■ Problem details
Output every line of the rows below as a Markdown table with the columns "No." and "Line", placing a running line number in "No." and the line itself in "Line". Omit blank lines.

Layout coordinate data:
┌──

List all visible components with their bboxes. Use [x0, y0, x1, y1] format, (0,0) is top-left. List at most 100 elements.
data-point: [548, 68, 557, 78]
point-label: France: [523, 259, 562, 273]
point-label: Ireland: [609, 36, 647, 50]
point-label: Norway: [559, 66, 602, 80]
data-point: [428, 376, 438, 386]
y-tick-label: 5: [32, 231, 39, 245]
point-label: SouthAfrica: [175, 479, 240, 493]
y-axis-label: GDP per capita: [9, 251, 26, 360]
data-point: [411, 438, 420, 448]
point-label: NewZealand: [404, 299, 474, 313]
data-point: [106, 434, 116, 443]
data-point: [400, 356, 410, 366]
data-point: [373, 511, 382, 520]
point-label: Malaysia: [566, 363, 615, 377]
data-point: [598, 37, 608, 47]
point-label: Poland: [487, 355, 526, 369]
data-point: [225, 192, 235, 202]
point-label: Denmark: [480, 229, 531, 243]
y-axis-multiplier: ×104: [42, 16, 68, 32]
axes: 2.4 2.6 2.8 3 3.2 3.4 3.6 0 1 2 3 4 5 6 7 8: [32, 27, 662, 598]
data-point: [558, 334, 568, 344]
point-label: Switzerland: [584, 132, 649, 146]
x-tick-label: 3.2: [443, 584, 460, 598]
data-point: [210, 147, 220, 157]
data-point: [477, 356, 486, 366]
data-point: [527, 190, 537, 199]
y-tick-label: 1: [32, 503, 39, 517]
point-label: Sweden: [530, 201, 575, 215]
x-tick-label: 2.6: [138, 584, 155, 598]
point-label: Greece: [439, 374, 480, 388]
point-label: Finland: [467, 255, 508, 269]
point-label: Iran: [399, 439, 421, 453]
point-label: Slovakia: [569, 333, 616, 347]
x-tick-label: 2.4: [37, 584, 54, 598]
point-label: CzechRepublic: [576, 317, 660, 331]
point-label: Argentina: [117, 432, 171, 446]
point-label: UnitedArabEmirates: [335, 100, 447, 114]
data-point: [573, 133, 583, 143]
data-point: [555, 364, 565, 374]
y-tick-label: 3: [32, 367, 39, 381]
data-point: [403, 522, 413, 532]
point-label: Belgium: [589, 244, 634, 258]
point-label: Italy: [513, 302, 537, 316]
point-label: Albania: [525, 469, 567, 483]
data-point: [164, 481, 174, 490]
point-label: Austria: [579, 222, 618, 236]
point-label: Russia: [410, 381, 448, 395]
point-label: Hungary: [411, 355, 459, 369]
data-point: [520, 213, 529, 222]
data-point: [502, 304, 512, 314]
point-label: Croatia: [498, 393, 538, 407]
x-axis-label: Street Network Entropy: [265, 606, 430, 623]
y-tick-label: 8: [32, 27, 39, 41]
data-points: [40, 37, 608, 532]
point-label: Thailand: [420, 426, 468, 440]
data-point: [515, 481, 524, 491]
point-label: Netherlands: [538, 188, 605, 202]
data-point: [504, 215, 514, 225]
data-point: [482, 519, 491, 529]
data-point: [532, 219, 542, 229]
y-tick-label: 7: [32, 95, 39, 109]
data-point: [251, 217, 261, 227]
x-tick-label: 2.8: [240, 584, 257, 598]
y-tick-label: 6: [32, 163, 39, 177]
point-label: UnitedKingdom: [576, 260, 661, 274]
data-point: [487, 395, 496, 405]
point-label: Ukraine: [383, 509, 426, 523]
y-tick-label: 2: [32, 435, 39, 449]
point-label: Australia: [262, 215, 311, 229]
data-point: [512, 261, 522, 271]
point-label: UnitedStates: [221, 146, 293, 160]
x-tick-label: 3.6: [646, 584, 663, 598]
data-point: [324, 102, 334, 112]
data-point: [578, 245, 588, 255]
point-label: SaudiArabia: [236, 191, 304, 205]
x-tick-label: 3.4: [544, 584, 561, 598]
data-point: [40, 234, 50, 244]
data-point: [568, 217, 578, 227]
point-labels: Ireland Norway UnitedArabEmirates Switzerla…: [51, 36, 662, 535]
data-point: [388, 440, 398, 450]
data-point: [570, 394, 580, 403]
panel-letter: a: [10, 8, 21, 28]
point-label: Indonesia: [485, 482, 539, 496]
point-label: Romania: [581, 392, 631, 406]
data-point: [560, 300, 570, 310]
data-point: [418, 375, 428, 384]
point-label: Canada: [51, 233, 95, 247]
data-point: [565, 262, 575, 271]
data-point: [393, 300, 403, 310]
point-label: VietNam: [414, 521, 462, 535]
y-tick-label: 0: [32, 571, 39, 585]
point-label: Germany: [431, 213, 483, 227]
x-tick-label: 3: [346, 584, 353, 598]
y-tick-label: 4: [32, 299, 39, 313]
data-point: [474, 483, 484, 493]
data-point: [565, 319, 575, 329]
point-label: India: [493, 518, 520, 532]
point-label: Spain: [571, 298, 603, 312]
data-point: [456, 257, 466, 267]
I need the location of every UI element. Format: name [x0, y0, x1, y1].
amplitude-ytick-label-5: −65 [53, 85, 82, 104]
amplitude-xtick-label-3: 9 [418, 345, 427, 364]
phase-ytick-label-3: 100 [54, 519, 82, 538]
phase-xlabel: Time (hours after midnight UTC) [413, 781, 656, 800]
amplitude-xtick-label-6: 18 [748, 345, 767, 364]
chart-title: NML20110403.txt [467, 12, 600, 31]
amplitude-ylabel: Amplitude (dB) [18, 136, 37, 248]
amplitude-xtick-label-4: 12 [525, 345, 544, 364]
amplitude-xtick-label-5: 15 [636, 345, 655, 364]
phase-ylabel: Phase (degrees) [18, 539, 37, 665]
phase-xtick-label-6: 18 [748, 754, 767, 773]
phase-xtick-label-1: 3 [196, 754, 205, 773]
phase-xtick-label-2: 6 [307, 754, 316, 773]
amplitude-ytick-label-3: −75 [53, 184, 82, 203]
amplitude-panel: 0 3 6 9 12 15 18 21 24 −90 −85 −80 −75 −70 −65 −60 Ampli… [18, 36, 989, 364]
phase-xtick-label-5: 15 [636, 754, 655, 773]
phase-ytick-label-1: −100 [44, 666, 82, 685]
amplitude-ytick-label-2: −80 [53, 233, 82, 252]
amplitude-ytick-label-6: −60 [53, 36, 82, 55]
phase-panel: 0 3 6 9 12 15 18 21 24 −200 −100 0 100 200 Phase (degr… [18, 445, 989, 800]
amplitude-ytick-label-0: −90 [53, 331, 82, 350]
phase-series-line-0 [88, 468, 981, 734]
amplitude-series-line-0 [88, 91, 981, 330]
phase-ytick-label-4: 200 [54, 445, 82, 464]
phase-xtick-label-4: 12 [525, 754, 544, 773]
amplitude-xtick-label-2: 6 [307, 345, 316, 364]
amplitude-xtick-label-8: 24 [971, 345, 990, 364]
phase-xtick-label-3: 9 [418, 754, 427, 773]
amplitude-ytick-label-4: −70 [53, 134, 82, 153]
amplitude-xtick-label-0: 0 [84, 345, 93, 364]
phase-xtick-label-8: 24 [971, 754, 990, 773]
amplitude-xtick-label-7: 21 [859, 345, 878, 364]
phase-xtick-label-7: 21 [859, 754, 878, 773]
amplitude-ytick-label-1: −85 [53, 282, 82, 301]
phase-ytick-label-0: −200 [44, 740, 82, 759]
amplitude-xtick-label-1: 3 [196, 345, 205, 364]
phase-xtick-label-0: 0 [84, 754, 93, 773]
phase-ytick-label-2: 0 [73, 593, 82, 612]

└──

■ Expected output
| No. | Line |
|---|---|
| 1 | List all visible components with their bboxes. Use [x0, y0, x1, y1] format, (0,0) is top-left. List at most 100 elements. |
| 2 | data-point: [548, 68, 557, 78] |
| 3 | point-label: France: [523, 259, 562, 273] |
| 4 | point-label: Ireland: [609, 36, 647, 50] |
| 5 | point-label: Norway: [559, 66, 602, 80] |
| 6 | data-point: [428, 376, 438, 386] |
| 7 | y-tick-label: 5: [32, 231, 39, 245] |
| 8 | point-label: SouthAfrica: [175, 479, 240, 493] |
| 9 | y-axis-label: GDP per capita: [9, 251, 26, 360] |
| 10 | data-point: [411, 438, 420, 448] |
| 11 | point-label: NewZealand: [404, 299, 474, 313] |
| 12 | data-point: [106, 434, 116, 443] |
| 13 | data-point: [400, 356, 410, 366] |
| 14 | data-point: [373, 511, 382, 520] |
| 15 | point-label: Malaysia: [566, 363, 615, 377] |
| 16 | data-point: [598, 37, 608, 47] |
| 17 | point-label: Poland: [487, 355, 526, 369] |
| 18 | data-point: [225, 192, 235, 202] |
| 19 | point-label: Denmark: [480, 229, 531, 243] |
| 20 | y-axis-multiplier: ×104: [42, 16, 68, 32] |
| 21 | axes: 2.4 2.6 2.8 3 3.2 3.4 3.6 0 1 2 3 4 5 6 7 8: [32, 27, 662, 598] |
| 22 | data-point: [558, 334, 568, 344] |
| 23 | point-label: Switzerland: [584, 132, 649, 146] |
| 24 | x-tick-label: 3.2: [443, 584, 460, 598] |
| 25 | data-point: [210, 147, 220, 157] |
| 26 | data-point: [477, 356, 486, 366] |
| 27 | data-point: [527, 190, 537, 199] |
| 28 | y-tick-label: 1: [32, 503, 39, 517] |
| 29 | point-label: Sweden: [530, 201, 575, 215] |
| 30 | x-tick-label: 2.6: [138, 584, 155, 598] |
| 31 | point-label: Greece: [439, 374, 480, 388] |
| 32 | point-label: Finland: [467, 255, 508, 269] |
| 33 | point-label: Iran: [399, 439, 421, 453] |
| 34 | point-label: Slovakia: [569, 333, 616, 347] |
| 35 | x-tick-label: 2.4: [37, 584, 54, 598] |
| 36 | point-label: CzechRepublic: [576, 317, 660, 331] |
| 37 | point-label: Argentina: [117, 432, 171, 446] |
| 38 | point-label: UnitedArabEmirates: [335, 100, 447, 114] |
| 39 | data-point: [573, 133, 583, 143] |
| 40 | data-point: [555, 364, 565, 374] |
| 41 | y-tick-label: 3: [32, 367, 39, 381] |
| 42 | data-point: [403, 522, 413, 532] |
| 43 | point-label: Belgium: [589, 244, 634, 258] |
| 44 | point-label: Italy: [513, 302, 537, 316] |
| 45 | point-label: Albania: [525, 469, 567, 483] |
| 46 | data-point: [164, 481, 174, 490] |
| 47 | point-label: Austria: [579, 222, 618, 236] |
| 48 | point-label: Russia: [410, 381, 448, 395] |
| 49 | point-label: Hungary: [411, 355, 459, 369] |
| 50 | data-point: [520, 213, 529, 222] |
| 51 | data-point: [502, 304, 512, 314] |
| 52 | point-label: Croatia: [498, 393, 538, 407] |
| 53 | x-axis-label: Street Network Entropy: [265, 606, 430, 623] |
| 54 | y-tick-label: 8: [32, 27, 39, 41] |
| 55 | data-points: [40, 37, 608, 532] |
| 56 | point-label: Thailand: [420, 426, 468, 440] |
| 57 | data-point: [515, 481, 524, 491] |
| 58 | point-label: Netherlands: [538, 188, 605, 202] |
| 59 | data-point: [504, 215, 514, 225] |
| 60 | data-point: [482, 519, 491, 529] |
| 61 | data-point: [532, 219, 542, 229] |
| 62 | y-tick-label: 7: [32, 95, 39, 109] |
| 63 | data-point: [251, 217, 261, 227] |
| 64 | x-tick-label: 2.8: [240, 584, 257, 598] |
| 65 | y-tick-label: 6: [32, 163, 39, 177] |
| 66 | point-label: UnitedKingdom: [576, 260, 661, 274] |
| 67 | data-point: [487, 395, 496, 405] |
| 68 | point-label: Ukraine: [383, 509, 426, 523] |
| 69 | y-tick-label: 2: [32, 435, 39, 449] |
| 70 | point-label: Australia: [262, 215, 311, 229] |
| 71 | data-point: [512, 261, 522, 271] |
| 72 | point-label: UnitedStates: [221, 146, 293, 160] |
| 73 | x-tick-label: 3.6: [646, 584, 663, 598] |
| 74 | data-point: [324, 102, 334, 112] |
| 75 | data-point: [578, 245, 588, 255] |
| 76 | point-label: SaudiArabia: [236, 191, 304, 205] |
| 77 | x-tick-label: 3.4: [544, 584, 561, 598] |
| 78 | data-point: [40, 234, 50, 244] |
| 79 | data-point: [568, 217, 578, 227] |
| 80 | point-labels: Ireland Norway UnitedArabEmirates Switzerla…: [51, 36, 662, 535] |
| 81 | data-point: [388, 440, 398, 450] |
| 82 | data-point: [570, 394, 580, 403] |
| 83 | panel-letter: a: [10, 8, 21, 28] |
| 84 | point-label: Indonesia: [485, 482, 539, 496] |
| 85 | point-label: Romania: [581, 392, 631, 406] |
| 86 | data-point: [560, 300, 570, 310] |
| 87 | data-point: [418, 375, 428, 384] |
| 88 | point-label: Canada: [51, 233, 95, 247] |
| 89 | data-point: [565, 262, 575, 271] |
| 90 | data-point: [393, 300, 403, 310] |
| 91 | point-label: VietNam: [414, 521, 462, 535] |
| 92 | y-tick-label: 0: [32, 571, 39, 585] |
| 93 | point-label: Germany: [431, 213, 483, 227] |
| 94 | x-tick-label: 3: [346, 584, 353, 598] |
| 95 | y-tick-label: 4: [32, 299, 39, 313] |
| 96 | data-point: [474, 483, 484, 493] |
| 97 | data-point: [565, 319, 575, 329] |
| 98 | point-label: India: [493, 518, 520, 532] |
| 99 | point-label: Spain: [571, 298, 603, 312] |
| 100 | data-point: [456, 257, 466, 267] |
| 101 | I need the location of every UI element. Format: name [x0, y0, x1, y1]. |
| 102 | amplitude-ytick-label-5: −65 [53, 85, 82, 104] |
| 103 | amplitude-xtick-label-3: 9 [418, 345, 427, 364] |
| 104 | phase-ytick-label-3: 100 [54, 519, 82, 538] |
| 105 | phase-xlabel: Time (hours after midnight UTC) [413, 781, 656, 800] |
| 106 | amplitude-xtick-label-6: 18 [748, 345, 767, 364] |
| 107 | chart-title: NML20110403.txt [467, 12, 600, 31] |
| 108 | amplitude-ylabel: Amplitude (dB) [18, 136, 37, 248] |
| 109 | amplitude-xtick-label-4: 12 [525, 345, 544, 364] |
| 110 | amplitude-xtick-label-5: 15 [636, 345, 655, 364] |
| 111 | phase-ylabel: Phase (degrees) [18, 539, 37, 665] |
| 112 | phase-xtick-label-6: 18 [748, 754, 767, 773] |
| 113 | phase-xtick-label-1: 3 [196, 754, 205, 773] |
| 114 | phase-xtick-label-2: 6 [307, 754, 316, 773] |
| 115 | amplitude-ytick-label-3: −75 [53, 184, 82, 203] |
| 116 | amplitude-panel: 0 3 6 9 12 15 18 21 24 −90 −85 −80 −75 −70 −65 −60 Ampli… [18, 36, 989, 364] |
| 117 | phase-xtick-label-5: 15 [636, 754, 655, 773] |
| 118 | phase-ytick-label-1: −100 [44, 666, 82, 685] |
| 119 | amplitude-ytick-label-2: −80 [53, 233, 82, 252] |
| 120 | amplitude-ytick-label-6: −60 [53, 36, 82, 55] |
| 121 | phase-panel: 0 3 6 9 12 15 18 21 24 −200 −100 0 100 200 Phase (degr… [18, 445, 989, 800] |
| 122 | amplitude-ytick-label-0: −90 [53, 331, 82, 350] |
| 123 | phase-series-line-0 [88, 468, 981, 734] |
| 124 | amplitude-series-line-0 [88, 91, 981, 330] |
| 125 | phase-ytick-label-4: 200 [54, 445, 82, 464] |
| 126 | phase-xtick-label-4: 12 [525, 754, 544, 773] |
| 127 | amplitude-xtick-label-2: 6 [307, 345, 316, 364] |
| 128 | amplitude-xtick-label-8: 24 [971, 345, 990, 364] |
| 129 | phase-xtick-label-3: 9 [418, 754, 427, 773] |
| 130 | amplitude-ytick-label-4: −70 [53, 134, 82, 153] |
| 131 | amplitude-xtick-label-0: 0 [84, 345, 93, 364] |
| 132 | phase-xtick-label-8: 24 [971, 754, 990, 773] |
| 133 | amplitude-xtick-label-7: 21 [859, 345, 878, 364] |
| 134 | phase-xtick-label-7: 21 [859, 754, 878, 773] |
| 135 | amplitude-ytick-label-1: −85 [53, 282, 82, 301] |
| 136 | phase-ytick-label-0: −200 [44, 740, 82, 759] |
| 137 | amplitude-xtick-label-1: 3 [196, 345, 205, 364] |
| 138 | phase-xtick-label-0: 0 [84, 754, 93, 773] |
| 139 | phase-ytick-label-2: 0 [73, 593, 82, 612] |